§ **WRITTEN PROBLEM**
Make an exact copy of the entries below with the pictures removed.

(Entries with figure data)
• • • • •

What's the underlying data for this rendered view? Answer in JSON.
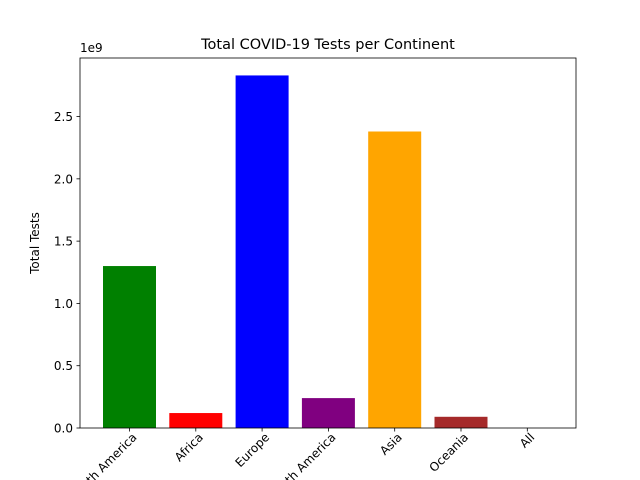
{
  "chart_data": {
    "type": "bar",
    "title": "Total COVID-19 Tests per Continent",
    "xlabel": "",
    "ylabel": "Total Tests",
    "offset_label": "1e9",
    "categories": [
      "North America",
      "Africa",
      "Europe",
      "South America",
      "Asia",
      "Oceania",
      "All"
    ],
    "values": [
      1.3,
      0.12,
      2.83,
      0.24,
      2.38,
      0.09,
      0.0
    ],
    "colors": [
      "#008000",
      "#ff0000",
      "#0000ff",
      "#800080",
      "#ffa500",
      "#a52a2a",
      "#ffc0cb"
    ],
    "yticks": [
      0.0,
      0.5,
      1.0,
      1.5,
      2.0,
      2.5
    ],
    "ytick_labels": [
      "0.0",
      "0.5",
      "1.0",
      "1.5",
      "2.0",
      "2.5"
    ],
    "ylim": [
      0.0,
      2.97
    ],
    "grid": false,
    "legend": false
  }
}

• • • • •

§ **EXERCISE SOLUTION**
What's the underlying data for this rendered view? Answer in JSON.
{
  "chart_data": {
    "type": "bar",
    "title": "Total COVID-19 Tests per Continent",
    "xlabel": "",
    "ylabel": "Total Tests",
    "offset_label": "1e9",
    "categories": [
      "North America",
      "Africa",
      "Europe",
      "South America",
      "Asia",
      "Oceania",
      "All"
    ],
    "values": [
      1.3,
      0.12,
      2.83,
      0.24,
      2.38,
      0.09,
      0.0
    ],
    "colors": [
      "#008000",
      "#ff0000",
      "#0000ff",
      "#800080",
      "#ffa500",
      "#a52a2a",
      "#ffc0cb"
    ],
    "yticks": [
      0.0,
      0.5,
      1.0,
      1.5,
      2.0,
      2.5
    ],
    "ytick_labels": [
      "0.0",
      "0.5",
      "1.0",
      "1.5",
      "2.0",
      "2.5"
    ],
    "ylim": [
      0.0,
      2.97
    ],
    "grid": false,
    "legend": false
  }
}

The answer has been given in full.